# PASSAGE FOR REVIEW

________

First off, let me say that I’m not actually convinced that there is any future for social networks. I don’t mean that they won’t be successful, or popular, I mean that there seems to be a inevitable slide towards “evil” on any large social network.

I’m not sure that humans are capable of having large conversations on a large scale. We’ve evolved the ability (through technology) to broadcast our individual voices to a larger audience than ever before, and we are demonstrably not ready for it.

Is more technology the answer? It’s the only potential path that I can see, this is a genie that very certainly cannot be put back in its bottle.

So let’s put on our +1 glasses of optimism and look at what’s out there.


I will admit to never being a fan of twitter. As someone who saw it from its inception as a 30-something, I never saw the appeal of telling my followers what I had for breakfast in 120 characters or less. As it grew into a mainstream platform for communication I found it difficult to reconcile the faintly ridiculous origins, the obnoxious celebrities and the technical limitations with it being a serious platform (for me). The numerous examples of the platform being a toxic place for almost any minority group and the misuse of it as a political weapon are simply additional nails for that particular coffin.

Mastodon fixes at least some of these concerns. It provides a safe space for minority groups. I’ve have learned so much about the daily struggles of a bunch of groups that I doubt I ever would have otherwise, and I certainly would not have encountered these people at all on twitter. It’s been a large leap out of my comfort zone in a lot of ways, and that’s a good thing.

What’s wrong with Mastodon? The age-old problem of the “new platform” - getting users. Even though Mastodon take-up has been enormously successful compared to most other “new” platforms, you could still ask any nearly anybody about it and get the response “masta-what??”.

________

# RECORDS SUPPLIED
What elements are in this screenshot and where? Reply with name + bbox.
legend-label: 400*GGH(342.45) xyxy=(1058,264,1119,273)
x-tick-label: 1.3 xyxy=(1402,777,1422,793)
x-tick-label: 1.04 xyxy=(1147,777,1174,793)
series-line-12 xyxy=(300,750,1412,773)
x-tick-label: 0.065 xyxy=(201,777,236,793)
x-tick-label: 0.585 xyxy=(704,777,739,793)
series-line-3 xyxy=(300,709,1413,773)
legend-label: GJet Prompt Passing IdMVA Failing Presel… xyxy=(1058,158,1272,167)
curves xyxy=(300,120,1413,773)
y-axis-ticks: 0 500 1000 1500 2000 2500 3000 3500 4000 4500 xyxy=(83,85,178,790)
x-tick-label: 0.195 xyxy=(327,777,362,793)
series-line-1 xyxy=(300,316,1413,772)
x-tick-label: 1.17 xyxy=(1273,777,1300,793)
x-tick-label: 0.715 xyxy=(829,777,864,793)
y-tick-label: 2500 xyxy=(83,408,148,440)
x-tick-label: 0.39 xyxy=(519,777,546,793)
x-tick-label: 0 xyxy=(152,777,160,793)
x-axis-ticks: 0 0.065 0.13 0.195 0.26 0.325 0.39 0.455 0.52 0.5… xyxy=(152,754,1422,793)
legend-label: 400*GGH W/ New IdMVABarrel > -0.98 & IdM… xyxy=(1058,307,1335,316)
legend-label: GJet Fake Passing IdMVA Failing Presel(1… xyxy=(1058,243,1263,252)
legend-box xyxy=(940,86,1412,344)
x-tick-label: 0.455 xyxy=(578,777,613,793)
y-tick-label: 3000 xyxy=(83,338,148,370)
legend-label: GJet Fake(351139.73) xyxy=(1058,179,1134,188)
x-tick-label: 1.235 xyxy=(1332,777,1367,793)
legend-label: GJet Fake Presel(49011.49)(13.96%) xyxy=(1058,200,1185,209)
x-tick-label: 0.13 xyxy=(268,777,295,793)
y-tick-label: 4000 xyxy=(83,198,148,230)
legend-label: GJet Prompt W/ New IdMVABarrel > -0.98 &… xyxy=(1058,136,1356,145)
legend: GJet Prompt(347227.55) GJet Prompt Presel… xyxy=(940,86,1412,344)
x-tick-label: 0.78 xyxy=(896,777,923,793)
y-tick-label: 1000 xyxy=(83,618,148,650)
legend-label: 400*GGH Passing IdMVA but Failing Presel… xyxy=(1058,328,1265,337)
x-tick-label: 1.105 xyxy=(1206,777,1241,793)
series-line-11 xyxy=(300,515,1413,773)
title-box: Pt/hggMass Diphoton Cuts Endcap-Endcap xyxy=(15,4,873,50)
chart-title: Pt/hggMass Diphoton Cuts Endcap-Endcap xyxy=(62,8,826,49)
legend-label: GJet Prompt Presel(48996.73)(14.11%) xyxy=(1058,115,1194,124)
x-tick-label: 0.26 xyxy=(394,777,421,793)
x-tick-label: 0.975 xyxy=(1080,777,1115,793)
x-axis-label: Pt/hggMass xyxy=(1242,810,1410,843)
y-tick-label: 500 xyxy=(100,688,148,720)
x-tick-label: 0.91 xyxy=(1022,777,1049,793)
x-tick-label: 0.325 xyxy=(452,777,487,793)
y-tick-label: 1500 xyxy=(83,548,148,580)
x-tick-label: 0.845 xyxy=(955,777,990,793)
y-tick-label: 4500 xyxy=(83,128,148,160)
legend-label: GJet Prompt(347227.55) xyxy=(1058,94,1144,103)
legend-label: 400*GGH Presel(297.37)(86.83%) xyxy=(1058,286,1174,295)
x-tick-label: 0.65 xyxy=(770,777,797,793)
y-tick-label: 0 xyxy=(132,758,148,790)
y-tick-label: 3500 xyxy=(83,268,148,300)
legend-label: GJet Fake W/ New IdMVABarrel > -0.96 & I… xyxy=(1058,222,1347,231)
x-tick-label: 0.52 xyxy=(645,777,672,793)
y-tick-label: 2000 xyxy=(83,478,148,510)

________

# INSTRUCTIONS TO FOLLOW
Do these statements agree with the text on social networks? For each one, answer yes or no and quote the words of the text that decide it. (a) The writer has always liked twitter. (b) The writer says Mastodon gives minority groups a safe space. (c) The writer believes this genie can be put back in its bottle.

# EXERCISE RESPONSE
(a) No: "I will admit to never being a fan of twitter."
(b) Yes: "It provides a safe space for minority groups."
(c) No: "this is a genie that very certainly cannot be put back in its bottle."